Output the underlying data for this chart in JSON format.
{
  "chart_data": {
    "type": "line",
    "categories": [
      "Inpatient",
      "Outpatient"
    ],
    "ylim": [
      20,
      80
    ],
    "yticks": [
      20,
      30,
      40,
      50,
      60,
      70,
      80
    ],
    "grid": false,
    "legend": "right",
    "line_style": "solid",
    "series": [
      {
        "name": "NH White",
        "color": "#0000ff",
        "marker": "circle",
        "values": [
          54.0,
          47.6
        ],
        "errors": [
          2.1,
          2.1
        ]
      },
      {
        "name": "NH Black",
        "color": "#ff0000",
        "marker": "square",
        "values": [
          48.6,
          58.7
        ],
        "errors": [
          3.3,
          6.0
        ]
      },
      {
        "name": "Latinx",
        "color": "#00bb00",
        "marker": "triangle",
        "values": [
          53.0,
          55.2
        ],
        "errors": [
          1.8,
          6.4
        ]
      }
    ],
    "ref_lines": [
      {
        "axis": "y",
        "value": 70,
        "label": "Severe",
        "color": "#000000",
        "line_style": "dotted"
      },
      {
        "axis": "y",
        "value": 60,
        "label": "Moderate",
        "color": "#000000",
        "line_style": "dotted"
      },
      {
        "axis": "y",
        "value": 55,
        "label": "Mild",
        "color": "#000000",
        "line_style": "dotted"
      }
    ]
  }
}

=======

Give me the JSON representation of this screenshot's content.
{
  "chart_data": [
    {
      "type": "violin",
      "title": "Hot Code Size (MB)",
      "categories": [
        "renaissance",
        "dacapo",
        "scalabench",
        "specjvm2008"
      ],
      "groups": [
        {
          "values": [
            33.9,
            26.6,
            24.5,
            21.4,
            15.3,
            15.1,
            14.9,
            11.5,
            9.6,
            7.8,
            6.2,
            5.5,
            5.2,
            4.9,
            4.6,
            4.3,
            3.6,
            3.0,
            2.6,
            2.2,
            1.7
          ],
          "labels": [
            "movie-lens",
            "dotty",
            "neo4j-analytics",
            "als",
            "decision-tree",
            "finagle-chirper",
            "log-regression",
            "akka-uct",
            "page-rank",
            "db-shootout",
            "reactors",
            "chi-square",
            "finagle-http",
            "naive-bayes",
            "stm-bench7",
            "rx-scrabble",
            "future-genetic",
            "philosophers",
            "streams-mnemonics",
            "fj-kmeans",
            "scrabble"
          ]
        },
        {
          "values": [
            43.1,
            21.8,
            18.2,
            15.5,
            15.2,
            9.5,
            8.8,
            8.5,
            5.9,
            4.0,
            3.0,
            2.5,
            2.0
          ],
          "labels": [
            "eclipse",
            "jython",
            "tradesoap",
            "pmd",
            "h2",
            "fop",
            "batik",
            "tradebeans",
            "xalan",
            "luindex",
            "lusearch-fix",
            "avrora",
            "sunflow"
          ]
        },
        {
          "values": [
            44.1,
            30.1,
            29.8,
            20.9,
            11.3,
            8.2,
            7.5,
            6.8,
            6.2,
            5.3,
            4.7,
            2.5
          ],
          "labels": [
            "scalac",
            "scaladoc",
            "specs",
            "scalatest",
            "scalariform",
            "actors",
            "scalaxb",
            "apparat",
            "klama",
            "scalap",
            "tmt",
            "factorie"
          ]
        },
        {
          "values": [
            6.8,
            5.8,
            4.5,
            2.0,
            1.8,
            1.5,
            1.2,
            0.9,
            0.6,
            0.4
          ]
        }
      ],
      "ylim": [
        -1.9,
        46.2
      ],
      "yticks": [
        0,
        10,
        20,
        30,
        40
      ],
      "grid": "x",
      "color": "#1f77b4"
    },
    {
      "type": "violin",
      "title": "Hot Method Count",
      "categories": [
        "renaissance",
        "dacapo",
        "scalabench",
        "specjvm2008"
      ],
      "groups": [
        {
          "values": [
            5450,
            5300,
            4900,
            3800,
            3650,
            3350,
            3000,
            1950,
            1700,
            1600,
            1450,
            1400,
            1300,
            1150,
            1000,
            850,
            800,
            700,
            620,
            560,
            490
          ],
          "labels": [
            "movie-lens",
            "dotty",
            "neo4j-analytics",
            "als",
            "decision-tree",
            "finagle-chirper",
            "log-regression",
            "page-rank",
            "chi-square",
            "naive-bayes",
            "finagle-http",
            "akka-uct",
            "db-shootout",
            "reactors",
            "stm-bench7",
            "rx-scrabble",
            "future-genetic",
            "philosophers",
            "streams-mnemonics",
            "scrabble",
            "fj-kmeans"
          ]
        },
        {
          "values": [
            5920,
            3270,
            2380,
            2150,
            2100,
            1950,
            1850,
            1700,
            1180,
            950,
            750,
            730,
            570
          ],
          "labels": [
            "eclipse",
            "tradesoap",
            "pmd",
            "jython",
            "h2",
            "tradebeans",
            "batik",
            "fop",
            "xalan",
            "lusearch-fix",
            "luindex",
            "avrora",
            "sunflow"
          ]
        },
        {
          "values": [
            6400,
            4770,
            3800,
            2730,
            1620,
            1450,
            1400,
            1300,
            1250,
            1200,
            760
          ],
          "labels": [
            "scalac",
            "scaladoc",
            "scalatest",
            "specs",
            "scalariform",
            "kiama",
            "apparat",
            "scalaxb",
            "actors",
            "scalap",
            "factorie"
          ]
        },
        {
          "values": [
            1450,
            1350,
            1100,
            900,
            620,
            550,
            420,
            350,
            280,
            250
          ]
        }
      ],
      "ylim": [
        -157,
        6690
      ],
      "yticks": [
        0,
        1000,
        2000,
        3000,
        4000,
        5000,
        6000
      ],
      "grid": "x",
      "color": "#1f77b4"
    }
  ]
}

=======

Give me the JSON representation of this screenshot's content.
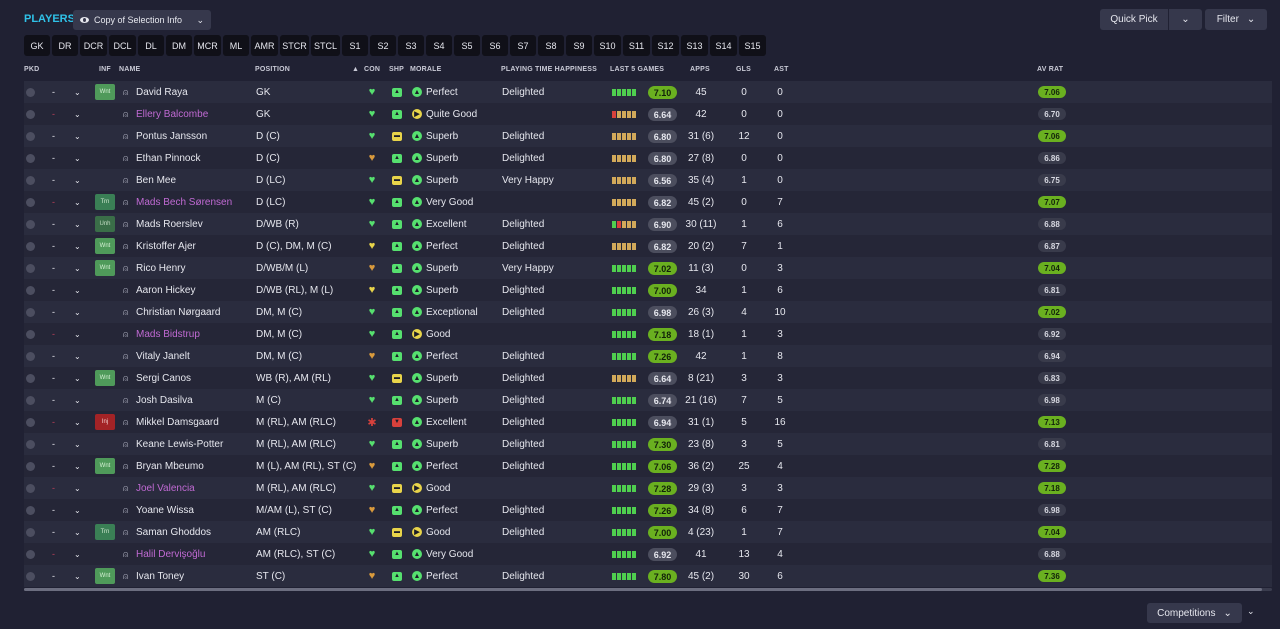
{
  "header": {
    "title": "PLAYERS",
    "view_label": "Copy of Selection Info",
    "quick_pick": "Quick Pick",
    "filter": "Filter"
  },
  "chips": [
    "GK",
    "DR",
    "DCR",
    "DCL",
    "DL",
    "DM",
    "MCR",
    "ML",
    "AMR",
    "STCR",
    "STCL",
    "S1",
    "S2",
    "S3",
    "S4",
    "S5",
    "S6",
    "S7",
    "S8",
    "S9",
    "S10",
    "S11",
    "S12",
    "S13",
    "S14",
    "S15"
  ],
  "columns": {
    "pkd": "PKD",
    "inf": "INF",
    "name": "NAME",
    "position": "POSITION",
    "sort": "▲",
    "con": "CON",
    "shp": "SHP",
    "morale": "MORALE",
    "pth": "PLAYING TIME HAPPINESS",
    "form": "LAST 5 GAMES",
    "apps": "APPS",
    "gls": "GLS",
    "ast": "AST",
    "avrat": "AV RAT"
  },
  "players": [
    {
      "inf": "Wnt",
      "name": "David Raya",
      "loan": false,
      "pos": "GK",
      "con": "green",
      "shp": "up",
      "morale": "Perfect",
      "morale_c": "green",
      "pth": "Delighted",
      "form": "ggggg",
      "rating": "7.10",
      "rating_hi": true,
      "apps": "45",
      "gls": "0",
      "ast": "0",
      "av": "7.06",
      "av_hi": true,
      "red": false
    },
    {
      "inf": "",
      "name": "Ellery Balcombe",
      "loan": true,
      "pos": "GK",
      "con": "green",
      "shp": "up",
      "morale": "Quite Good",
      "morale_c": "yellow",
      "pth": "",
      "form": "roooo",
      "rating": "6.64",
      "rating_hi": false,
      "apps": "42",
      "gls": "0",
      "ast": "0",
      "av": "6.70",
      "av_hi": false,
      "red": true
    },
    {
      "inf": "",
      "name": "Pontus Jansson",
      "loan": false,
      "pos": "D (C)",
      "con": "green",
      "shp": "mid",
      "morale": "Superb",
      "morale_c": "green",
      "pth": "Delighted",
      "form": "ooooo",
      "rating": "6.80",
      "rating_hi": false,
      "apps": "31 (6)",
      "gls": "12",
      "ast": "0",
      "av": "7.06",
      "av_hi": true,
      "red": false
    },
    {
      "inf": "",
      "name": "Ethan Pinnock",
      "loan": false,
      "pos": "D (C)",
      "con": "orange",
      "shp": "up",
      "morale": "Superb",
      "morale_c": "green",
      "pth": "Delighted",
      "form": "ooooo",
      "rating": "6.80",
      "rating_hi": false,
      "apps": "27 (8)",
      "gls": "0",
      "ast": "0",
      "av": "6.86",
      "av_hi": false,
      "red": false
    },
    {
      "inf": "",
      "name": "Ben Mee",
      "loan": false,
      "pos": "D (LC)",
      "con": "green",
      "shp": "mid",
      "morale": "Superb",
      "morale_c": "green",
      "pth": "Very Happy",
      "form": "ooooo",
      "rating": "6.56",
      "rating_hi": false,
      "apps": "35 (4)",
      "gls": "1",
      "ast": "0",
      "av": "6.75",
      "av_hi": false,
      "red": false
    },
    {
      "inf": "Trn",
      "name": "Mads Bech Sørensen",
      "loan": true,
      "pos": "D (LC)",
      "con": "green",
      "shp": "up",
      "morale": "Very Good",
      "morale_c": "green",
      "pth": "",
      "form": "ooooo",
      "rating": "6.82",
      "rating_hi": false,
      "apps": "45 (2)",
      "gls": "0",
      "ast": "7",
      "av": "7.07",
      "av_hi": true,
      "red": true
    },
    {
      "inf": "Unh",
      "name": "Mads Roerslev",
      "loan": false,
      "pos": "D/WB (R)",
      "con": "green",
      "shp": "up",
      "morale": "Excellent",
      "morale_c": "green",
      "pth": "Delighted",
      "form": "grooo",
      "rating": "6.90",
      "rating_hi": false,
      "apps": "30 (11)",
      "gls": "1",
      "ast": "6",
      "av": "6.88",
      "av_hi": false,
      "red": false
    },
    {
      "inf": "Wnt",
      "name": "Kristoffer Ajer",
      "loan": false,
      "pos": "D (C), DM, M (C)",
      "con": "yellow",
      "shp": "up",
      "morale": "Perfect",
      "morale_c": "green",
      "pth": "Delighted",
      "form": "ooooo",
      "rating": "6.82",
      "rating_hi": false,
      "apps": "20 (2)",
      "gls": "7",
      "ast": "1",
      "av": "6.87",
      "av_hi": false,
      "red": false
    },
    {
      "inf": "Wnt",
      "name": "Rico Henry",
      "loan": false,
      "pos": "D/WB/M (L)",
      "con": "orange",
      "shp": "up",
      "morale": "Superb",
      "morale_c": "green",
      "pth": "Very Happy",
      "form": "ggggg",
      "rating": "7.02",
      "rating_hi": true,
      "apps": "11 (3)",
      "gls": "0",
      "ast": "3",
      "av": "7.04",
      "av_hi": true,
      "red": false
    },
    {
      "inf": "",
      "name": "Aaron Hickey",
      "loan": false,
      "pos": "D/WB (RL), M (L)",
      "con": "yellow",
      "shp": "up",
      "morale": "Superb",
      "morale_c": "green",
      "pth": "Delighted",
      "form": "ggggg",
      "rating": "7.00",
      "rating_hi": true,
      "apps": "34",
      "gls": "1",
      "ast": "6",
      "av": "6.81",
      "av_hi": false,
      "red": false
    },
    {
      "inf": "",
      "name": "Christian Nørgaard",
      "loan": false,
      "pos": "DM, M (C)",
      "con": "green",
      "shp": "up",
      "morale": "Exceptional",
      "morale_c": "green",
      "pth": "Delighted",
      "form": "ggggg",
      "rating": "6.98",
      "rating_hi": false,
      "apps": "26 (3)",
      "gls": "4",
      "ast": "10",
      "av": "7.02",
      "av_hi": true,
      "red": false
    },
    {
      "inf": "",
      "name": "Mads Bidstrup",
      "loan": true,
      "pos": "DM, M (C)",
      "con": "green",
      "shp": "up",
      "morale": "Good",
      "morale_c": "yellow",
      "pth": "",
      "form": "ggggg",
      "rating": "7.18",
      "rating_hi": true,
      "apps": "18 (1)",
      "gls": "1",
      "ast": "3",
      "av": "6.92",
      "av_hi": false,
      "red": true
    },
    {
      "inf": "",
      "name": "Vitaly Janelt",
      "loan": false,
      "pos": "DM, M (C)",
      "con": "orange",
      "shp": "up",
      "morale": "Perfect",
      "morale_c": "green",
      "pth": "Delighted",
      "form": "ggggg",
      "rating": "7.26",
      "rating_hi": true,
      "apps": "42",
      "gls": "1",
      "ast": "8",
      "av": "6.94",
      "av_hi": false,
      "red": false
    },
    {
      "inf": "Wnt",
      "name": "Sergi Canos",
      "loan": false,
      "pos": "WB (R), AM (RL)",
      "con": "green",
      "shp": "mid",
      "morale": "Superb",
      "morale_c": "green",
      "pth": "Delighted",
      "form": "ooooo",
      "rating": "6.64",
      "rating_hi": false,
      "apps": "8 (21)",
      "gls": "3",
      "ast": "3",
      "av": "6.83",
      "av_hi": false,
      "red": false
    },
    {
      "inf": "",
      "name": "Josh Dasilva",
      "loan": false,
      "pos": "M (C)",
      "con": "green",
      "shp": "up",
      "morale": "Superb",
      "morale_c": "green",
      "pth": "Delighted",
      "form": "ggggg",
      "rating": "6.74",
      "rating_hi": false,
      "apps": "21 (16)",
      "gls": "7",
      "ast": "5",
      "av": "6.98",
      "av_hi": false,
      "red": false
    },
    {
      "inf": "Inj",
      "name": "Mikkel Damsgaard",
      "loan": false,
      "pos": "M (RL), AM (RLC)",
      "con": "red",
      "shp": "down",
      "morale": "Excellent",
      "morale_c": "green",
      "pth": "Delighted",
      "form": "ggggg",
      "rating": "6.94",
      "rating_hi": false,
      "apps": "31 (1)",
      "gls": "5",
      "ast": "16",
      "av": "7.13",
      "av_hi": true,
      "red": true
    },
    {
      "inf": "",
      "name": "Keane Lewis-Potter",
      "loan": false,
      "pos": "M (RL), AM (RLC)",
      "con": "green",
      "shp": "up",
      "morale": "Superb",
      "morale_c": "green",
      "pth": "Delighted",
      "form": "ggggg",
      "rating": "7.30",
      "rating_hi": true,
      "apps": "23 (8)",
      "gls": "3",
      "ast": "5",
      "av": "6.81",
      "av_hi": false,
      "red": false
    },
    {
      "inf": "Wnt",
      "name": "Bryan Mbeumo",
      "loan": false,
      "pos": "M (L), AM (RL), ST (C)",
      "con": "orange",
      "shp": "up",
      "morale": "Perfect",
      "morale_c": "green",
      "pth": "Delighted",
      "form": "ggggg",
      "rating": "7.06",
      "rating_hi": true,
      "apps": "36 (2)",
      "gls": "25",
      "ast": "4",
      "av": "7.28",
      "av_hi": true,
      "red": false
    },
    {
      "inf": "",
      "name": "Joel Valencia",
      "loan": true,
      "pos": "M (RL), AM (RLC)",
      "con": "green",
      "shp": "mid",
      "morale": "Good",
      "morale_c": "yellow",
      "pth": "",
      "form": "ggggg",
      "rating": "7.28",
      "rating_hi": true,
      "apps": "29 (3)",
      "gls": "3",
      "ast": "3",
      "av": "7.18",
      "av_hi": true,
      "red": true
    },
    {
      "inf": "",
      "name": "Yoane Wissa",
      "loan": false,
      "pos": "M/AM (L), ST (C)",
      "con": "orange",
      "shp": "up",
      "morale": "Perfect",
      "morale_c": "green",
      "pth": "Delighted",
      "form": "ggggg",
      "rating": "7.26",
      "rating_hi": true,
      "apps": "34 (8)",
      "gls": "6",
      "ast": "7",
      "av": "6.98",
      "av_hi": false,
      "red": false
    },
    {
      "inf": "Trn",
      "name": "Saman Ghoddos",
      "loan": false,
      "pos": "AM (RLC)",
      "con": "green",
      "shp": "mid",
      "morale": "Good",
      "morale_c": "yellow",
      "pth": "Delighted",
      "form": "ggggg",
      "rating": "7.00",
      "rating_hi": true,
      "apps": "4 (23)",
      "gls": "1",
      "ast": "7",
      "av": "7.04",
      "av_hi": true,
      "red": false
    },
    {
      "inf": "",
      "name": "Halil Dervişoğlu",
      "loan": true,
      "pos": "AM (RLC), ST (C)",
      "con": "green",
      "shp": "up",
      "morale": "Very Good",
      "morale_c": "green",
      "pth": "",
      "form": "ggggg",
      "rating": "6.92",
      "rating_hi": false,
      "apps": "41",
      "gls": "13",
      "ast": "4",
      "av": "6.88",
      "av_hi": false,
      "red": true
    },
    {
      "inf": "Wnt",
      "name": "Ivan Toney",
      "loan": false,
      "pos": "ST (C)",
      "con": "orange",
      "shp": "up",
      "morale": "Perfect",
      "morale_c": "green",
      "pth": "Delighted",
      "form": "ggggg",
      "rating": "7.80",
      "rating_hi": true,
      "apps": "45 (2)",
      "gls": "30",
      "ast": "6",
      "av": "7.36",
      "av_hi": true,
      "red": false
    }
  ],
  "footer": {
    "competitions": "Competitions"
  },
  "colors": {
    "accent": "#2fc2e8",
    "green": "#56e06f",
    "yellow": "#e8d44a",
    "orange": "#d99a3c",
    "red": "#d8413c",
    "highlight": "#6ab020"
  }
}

=======

Do this:
Which lines hold the word "marker"? Copy all of them.

Expected output:
        "marker": "circle",
        "marker": "square",
        "marker": "triangle",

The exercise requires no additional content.